Task to carry out: Using the records below, count the lines with "name" in them. Give the number only.

Entries taken from a collection:
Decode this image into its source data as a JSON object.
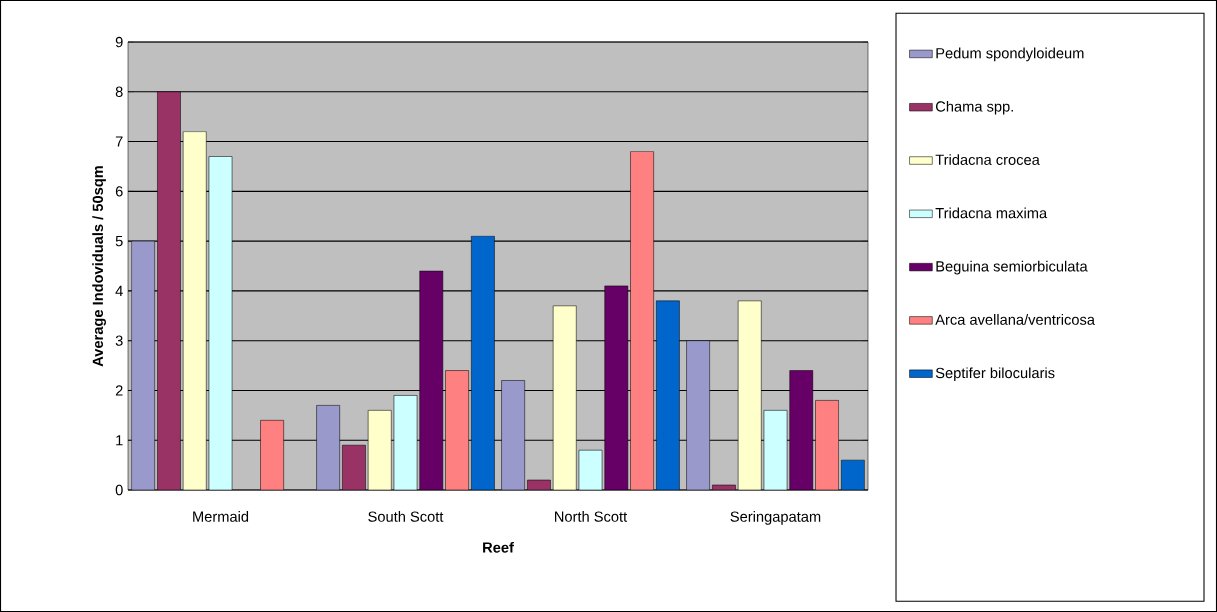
{
  "chart_data": {
    "type": "bar",
    "xlabel": "Reef",
    "ylabel": "Average Indoviduals / 50sqm",
    "categories": [
      "Mermaid",
      "South Scott",
      "North Scott",
      "Seringapatam"
    ],
    "series": [
      {
        "name": "Pedum spondyloideum",
        "color": "#9999cc",
        "values": [
          5.0,
          1.7,
          2.2,
          3.0
        ]
      },
      {
        "name": "Chama spp.",
        "color": "#993366",
        "values": [
          8.0,
          0.9,
          0.2,
          0.1
        ]
      },
      {
        "name": "Tridacna crocea",
        "color": "#ffffcc",
        "values": [
          7.2,
          1.6,
          3.7,
          3.8
        ]
      },
      {
        "name": "Tridacna maxima",
        "color": "#ccffff",
        "values": [
          6.7,
          1.9,
          0.8,
          1.6
        ]
      },
      {
        "name": "Beguina semiorbiculata",
        "color": "#660066",
        "values": [
          null,
          4.4,
          4.1,
          2.4
        ]
      },
      {
        "name": "Arca avellana/ventricosa",
        "color": "#ff8080",
        "values": [
          1.4,
          2.4,
          6.8,
          1.8
        ]
      },
      {
        "name": "Septifer bilocularis",
        "color": "#0066cc",
        "values": [
          null,
          5.1,
          3.8,
          0.6
        ]
      }
    ],
    "ylim": [
      0,
      9
    ],
    "yticks": [
      0,
      1,
      2,
      3,
      4,
      5,
      6,
      7,
      8,
      9
    ],
    "grid": "y",
    "legend": "right"
  }
}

Complete answer: 7